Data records
--

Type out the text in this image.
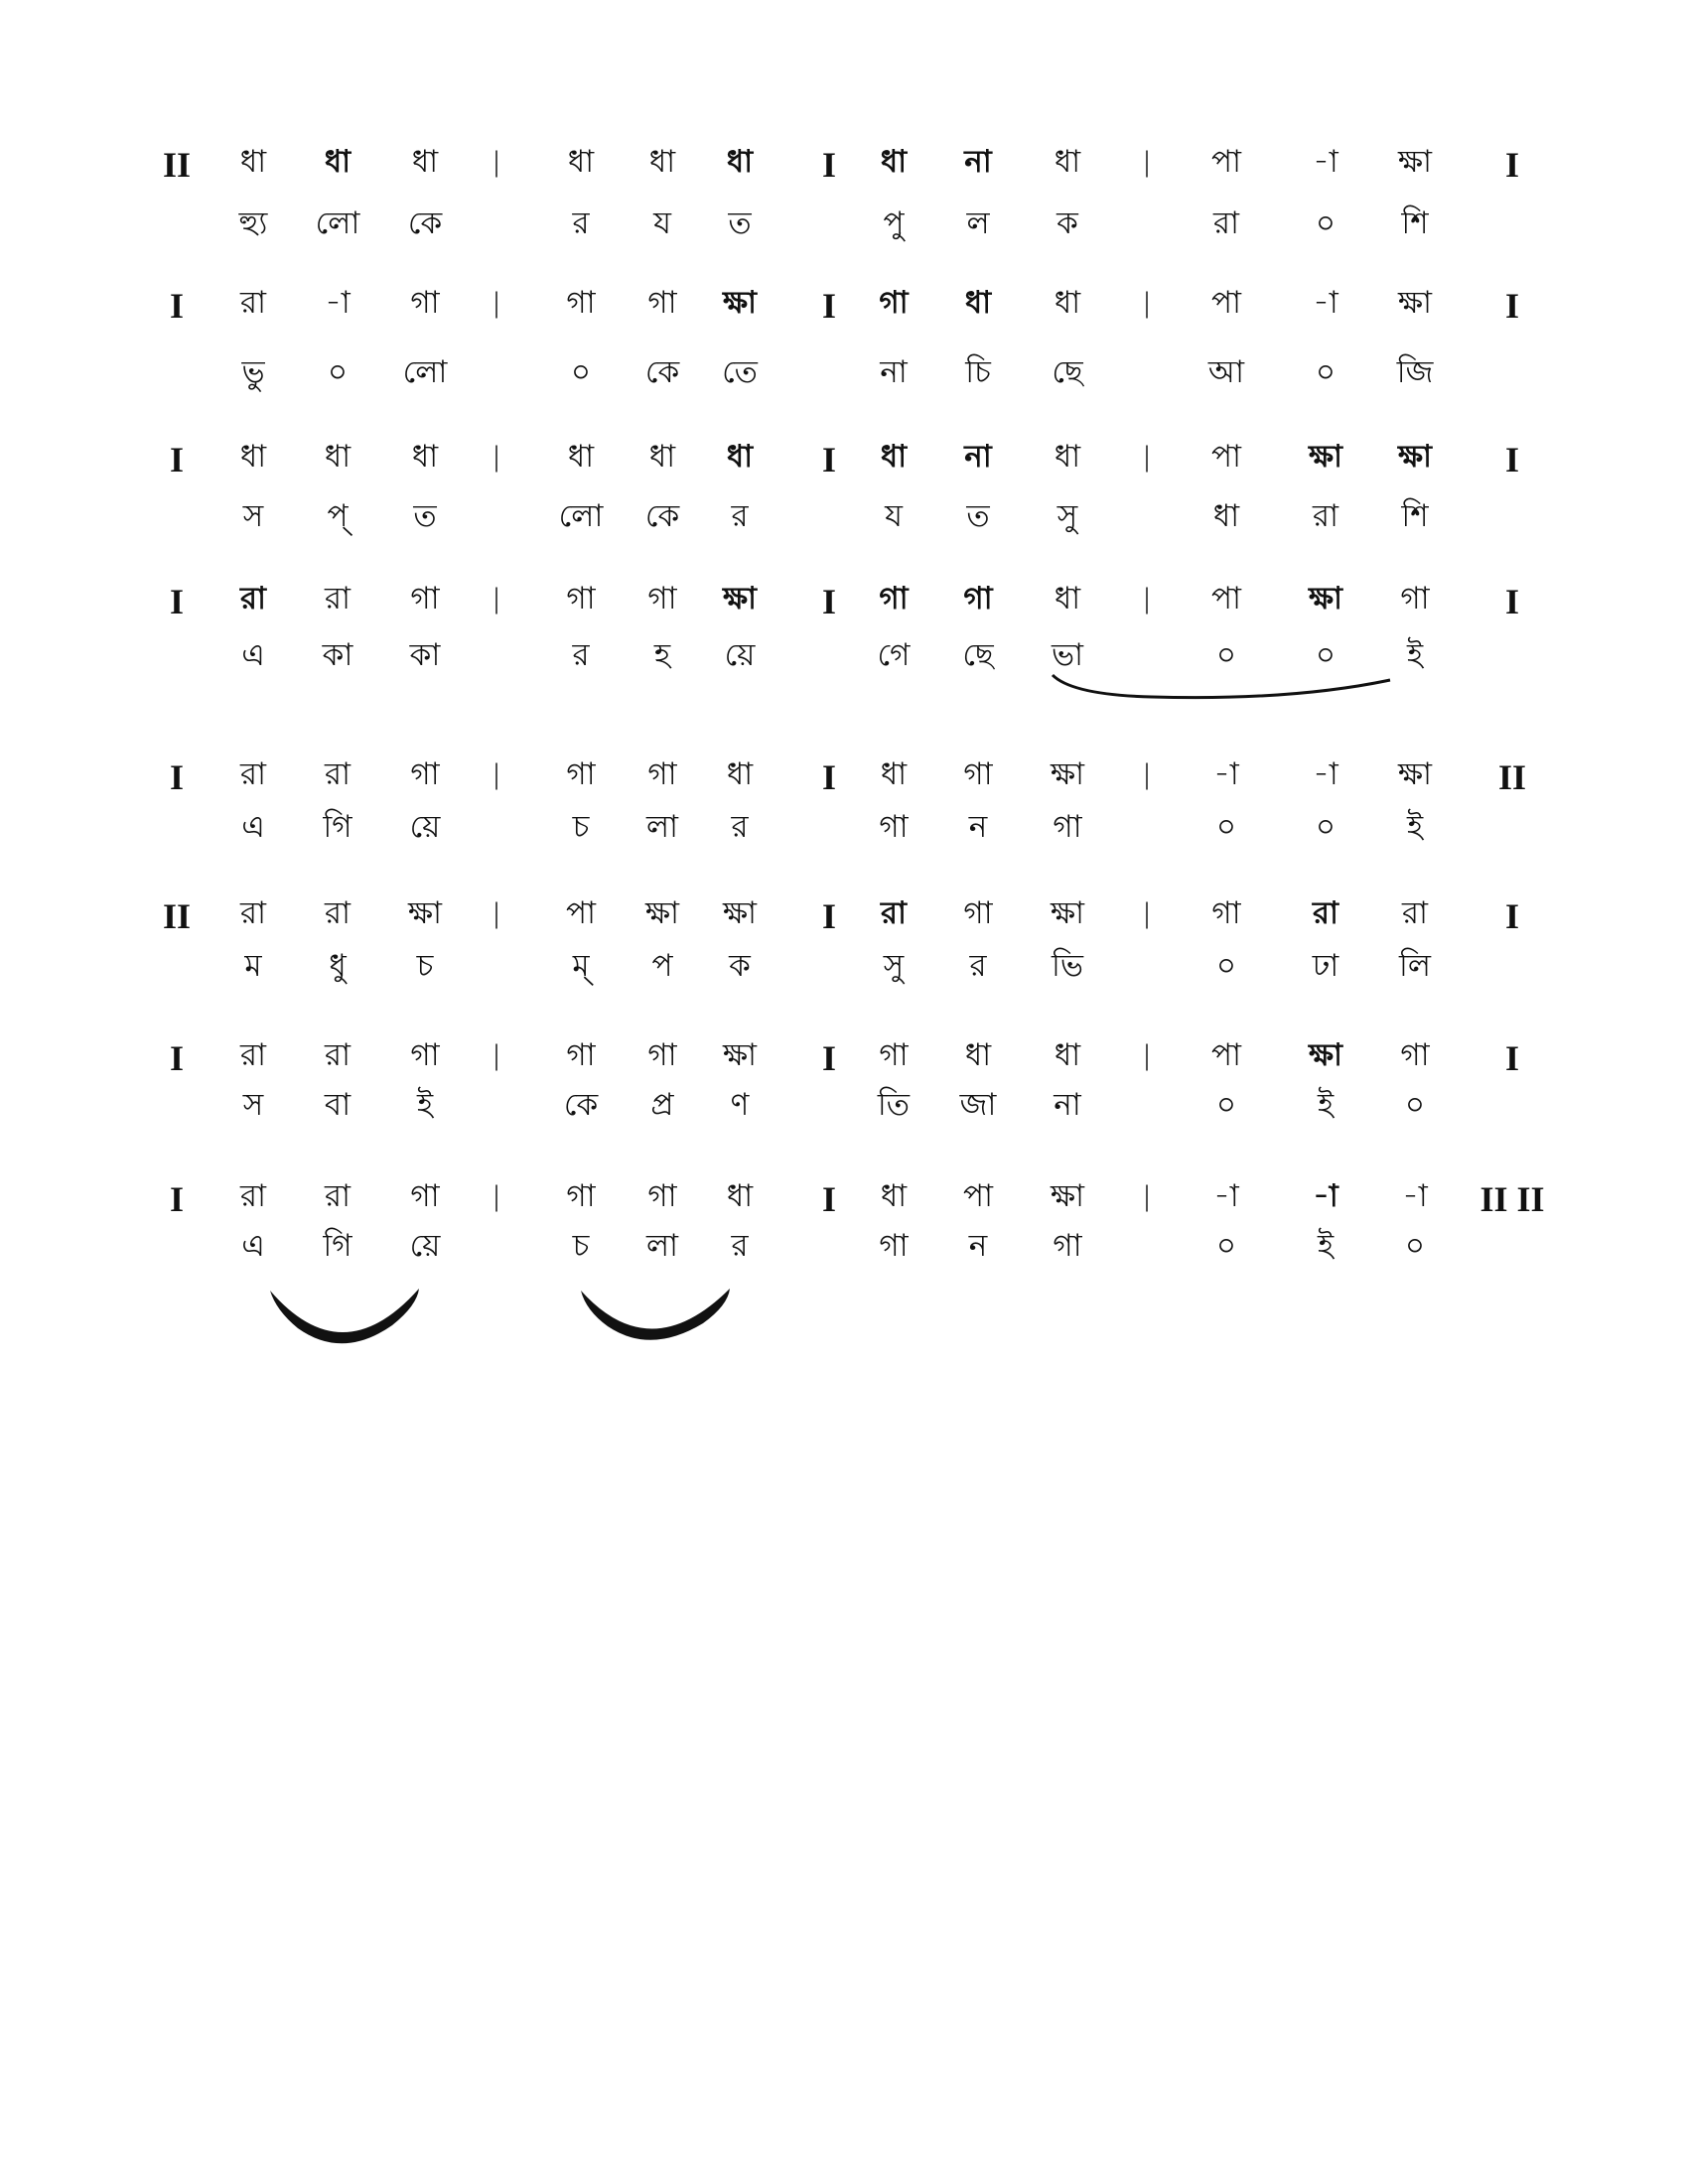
II ধা ধা ধা | ধা ধা ধা I ধা না ধা | পা -া ক্ষা I
হ্যু লো কে	র য ত	পু ল ক	রা ০ শি
I রা -া গা | গা গা ক্ষা I গা ধা ধা | পা -া ক্ষা I
ভু ০ লো	০ কে তে	না চি ছে	আ ০ জি
I ধা ধা ধা | ধা ধা ধা I ধা না ধা | পা ক্ষা ক্ষা I
স প্ ত	লো কে র	য ত সু	ধা রা শি
I রা রা গা | গা গা ক্ষা I গা গা ধা | পা ক্ষা গা I
এ কা কা	র হ য়ে	গে ছে ভা	০	০ ই
I রা রা গা | গা গা ধা I ধা গা ক্ষা | -া -া ক্ষা II
এ গি য়ে	চ লা র	গা ন গা	০	০ ই
II রা রা ক্ষা | পা ক্ষা ক্ষা I রা গা ক্ষা | গা রা রা I
ম ধু চ	ম্ প ক	সু র ভি	০ ঢা লি
I রা রা গা | গা গা ক্ষা I গা ধা ধা | পা ক্ষা গা I
স বা ই	কে প্র ণ	তি জা না	০	ই ০
I রা রা গা | গা গা ধা I ধা পা ক্ষা | -া -া -া II II
এ গি য়ে	চ লা র	গা ন গা	০	ই ০
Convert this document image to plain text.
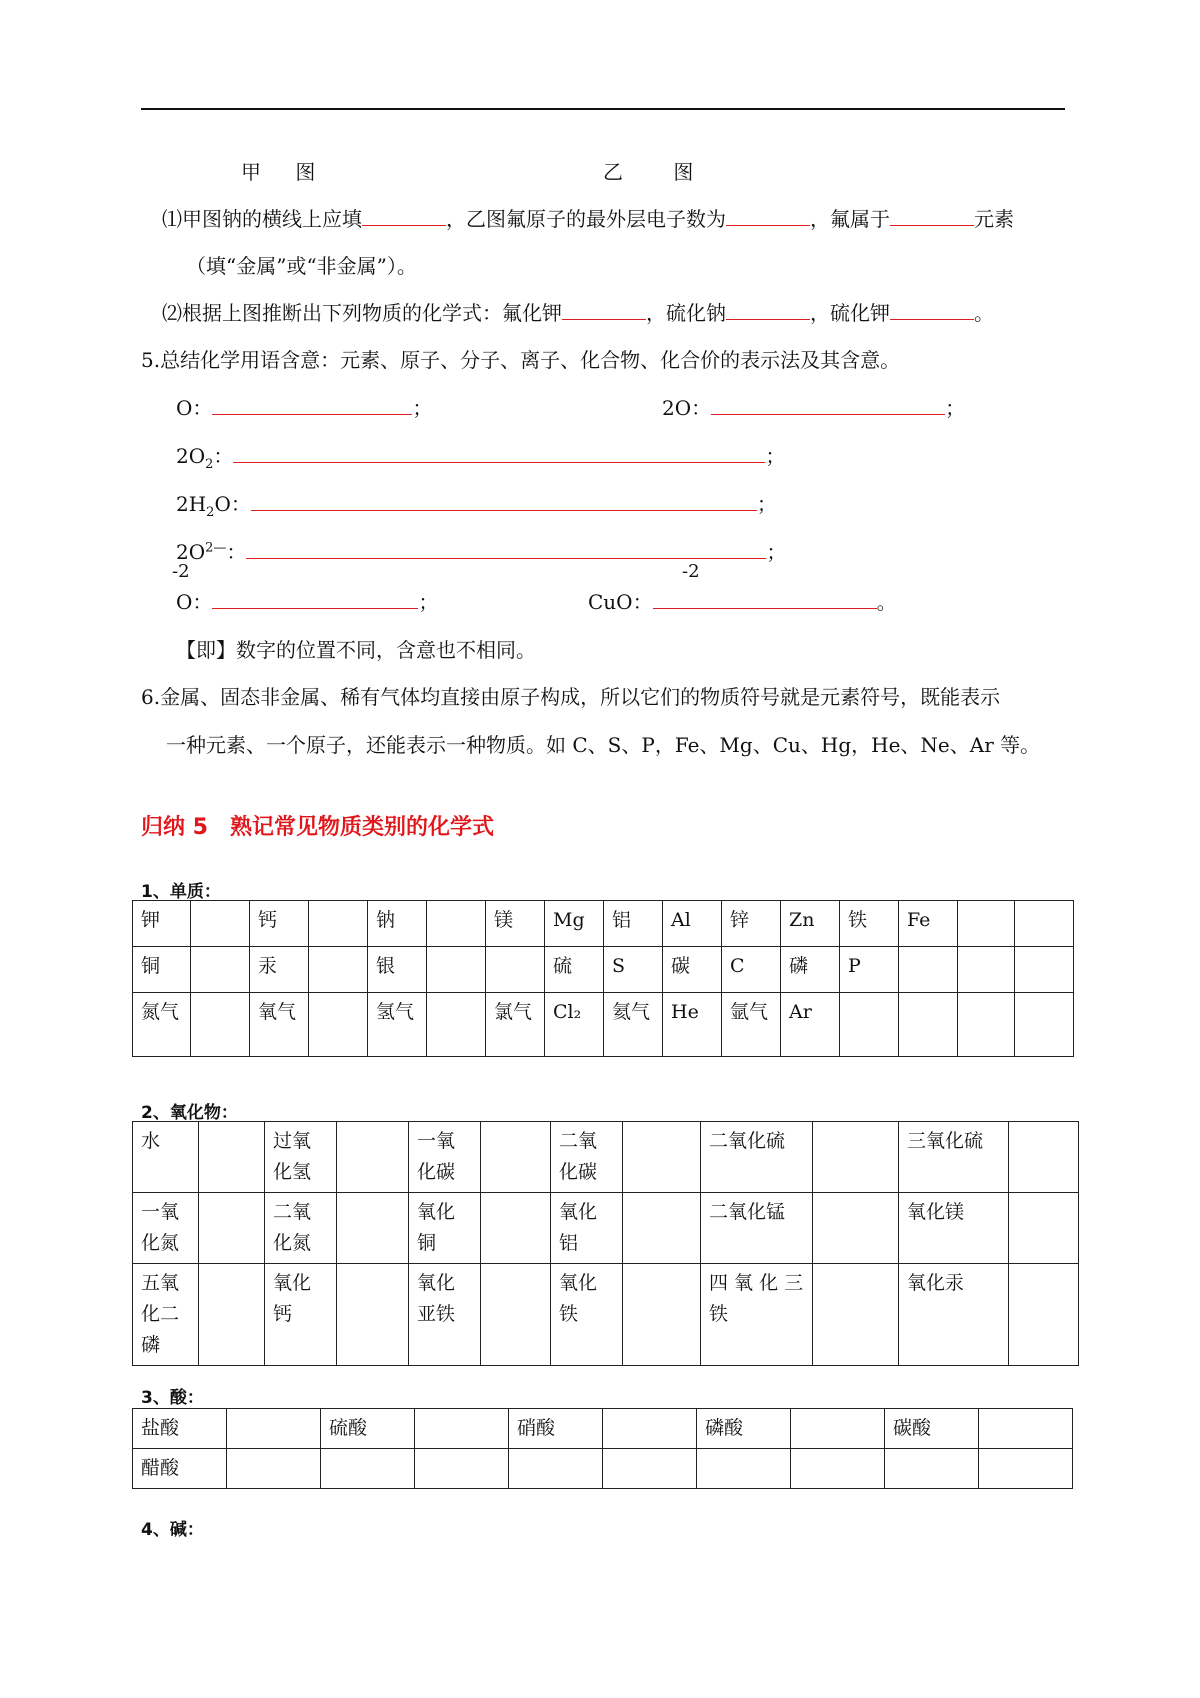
甲 图	乙 图
⑴甲图钠的横线上应填	，乙图氟原子的最外层电子数为	，氟属于	元素
（填“金属”或“非金属”）。
⑵根据上图推断出下列物质的化学式：氟化钾	，硫化钠	，硫化钾	。
5.总结化学用语含意：元素、原子、分子、离子、化合物、化合价的表示法及其含意。
O：	；	2O：	；
$2O_2$：	；
$2H_2O$：	；
$2O^{2—}$：	；
-2	-2
O：	；	CuO：	。
【即】数字的位置不同，含意也不相同。
6.金属、固态非金属、稀有气体均直接由原子构成，所以它们的物质符号就是元素符号，既能表示
一种元素、一个原子，还能表示一种物质。如 C、S、P，Fe、Mg、Cu、Hg，He、Ne、Ar 等。
归纳 5　熟记常见物质类别的化学式
1、单质：
钾		钙		钠		镁	Mg	铝	Al	锌	Zn	铁	Fe		
铜		汞		银			硫	S	碳	C	磷	P			
氮气		氧气		氢气		氯气	Cl₂	氦气	He	氩气	Ar				
2、氧化物：
水		过氧化氢		一氧化碳		二氧化碳		二氧化硫		三氧化硫	
一氧化氮		二氧化氮		氧化铜		氧化铝		二氧化锰		氧化镁	
五氧化二磷		氧化钙		氧化亚铁		氧化铁		四 氧 化 三 铁		氧化汞	
3、酸：
盐酸		硫酸		硝酸		磷酸		碳酸	
醋酸									
4、碱：
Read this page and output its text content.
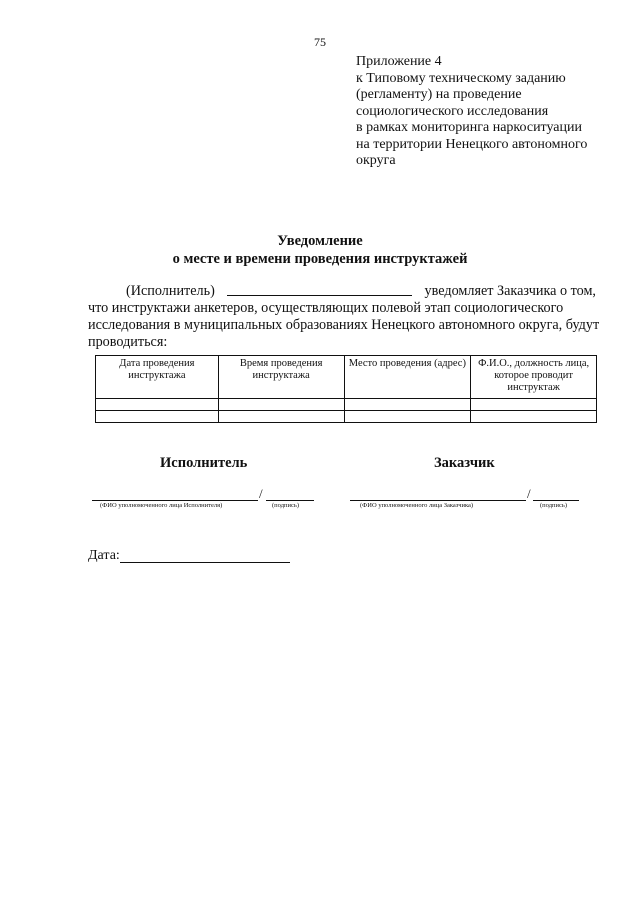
75
Приложение 4
к Типовому техническому заданию
(регламенту) на проведение
социологического исследования
в рамках мониторинга наркоситуации
на территории Ненецкого автономного
округа
Уведомление
о месте и времени проведения инструктажей
(Исполнитель)	уведомляет Заказчика о том,
что инструктажи анкетеров, осуществляющих полевой этап социологического
исследования в муниципальных образованиях Ненецкого автономного округа, будут
проводиться:
Дата проведения инструктажа	Время проведения инструктажа	Место проведения (адрес)	Ф.И.О., должность лица, которое проводит инструктаж

Исполнитель
/
(ФИО уполномоченного лица Исполнителя)	(подпись)
Заказчик
/
(ФИО уполномоченного лица Заказчика)	(подпись)
Дата:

--

### TASK TO COMPLETE:
Apart from the pictures, the entries above are to be repeated in full and exactly.

### OUTPUT BELOW:
Type out the text in this image.
II ধা ধা ধা | ধা ধা ধা I ধা না ধা | পা -া ক্ষা I
হ্যু লো কে	র য ত	পু ল ক	রা ০ শি
I রা -া গা | গা গা ক্ষা I গা ধা ধা | পা -া ক্ষা I
ভু ০ লো	০ কে তে	না চি ছে	আ ০ জি
I ধা ধা ধা | ধা ধা ধা I ধা না ধা | পা ক্ষা ক্ষা I
স প্ ত	লো কে র	য ত সু	ধা রা শি
I রা রা গা | গা গা ক্ষা I গা গা ধা | পা ক্ষা গা I
এ কা কা	র হ য়ে	গে ছে ভা	০	০ ই
I রা রা গা | গা গা ধা I ধা গা ক্ষা | -া -া ক্ষা II
এ গি য়ে	চ লা র	গা ন গা	০	০ ই
II রা রা ক্ষা | পা ক্ষা ক্ষা I রা গা ক্ষা | গা রা রা I
ম ধু চ	ম্ প ক	সু র ভি	০ ঢা লি
I রা রা গা | গা গা ক্ষা I গা ধা ধা | পা ক্ষা গা I
স বা ই	কে প্র ণ	তি জা না	০	ই ০
I রা রা গা | গা গা ধা I ধা পা ক্ষা | -া -া -া II II
এ গি য়ে	চ লা র	গা ন গা	০	ই ০
Convert this document image to plain text.
甲 图	乙 图
⑴甲图钠的横线上应填	，乙图氟原子的最外层电子数为	，氟属于	元素
（填“金属”或“非金属”）。
⑵根据上图推断出下列物质的化学式：氟化钾	，硫化钠	，硫化钾	。
5.总结化学用语含意：元素、原子、分子、离子、化合物、化合价的表示法及其含意。
O：	；	2O：	；
$2O_2$：	；
$2H_2O$：	；
$2O^{2—}$：	；
-2	-2
O：	；	CuO：	。
【即】数字的位置不同，含意也不相同。
6.金属、固态非金属、稀有气体均直接由原子构成，所以它们的物质符号就是元素符号，既能表示
一种元素、一个原子，还能表示一种物质。如 C、S、P，Fe、Mg、Cu、Hg，He、Ne、Ar 等。
归纳 5　熟记常见物质类别的化学式
1、单质：
钾		钙		钠		镁	Mg	铝	Al	锌	Zn	铁	Fe		
铜		汞		银			硫	S	碳	C	磷	P			
氮气		氧气		氢气		氯气	Cl₂	氦气	He	氩气	Ar				
2、氧化物：
水		过氧化氢		一氧化碳		二氧化碳		二氧化硫		三氧化硫	
一氧化氮		二氧化氮		氧化铜		氧化铝		二氧化锰		氧化镁	
五氧化二磷		氧化钙		氧化亚铁		氧化铁		四 氧 化 三 铁		氧化汞	
3、酸：
盐酸		硫酸		硝酸		磷酸		碳酸	
醋酸									
4、碱：
Read this page and output its text content.
75
Приложение 4
к Типовому техническому заданию
(регламенту) на проведение
социологического исследования
в рамках мониторинга наркоситуации
на территории Ненецкого автономного
округа
Уведомление
о месте и времени проведения инструктажей
(Исполнитель)	уведомляет Заказчика о том,
что инструктажи анкетеров, осуществляющих полевой этап социологического
исследования в муниципальных образованиях Ненецкого автономного округа, будут
проводиться:
Дата проведения инструктажа	Время проведения инструктажа	Место проведения (адрес)	Ф.И.О., должность лица, которое проводит инструктаж

Исполнитель
/
(ФИО уполномоченного лица Исполнителя)	(подпись)
Заказчик
/
(ФИО уполномоченного лица Заказчика)	(подпись)
Дата:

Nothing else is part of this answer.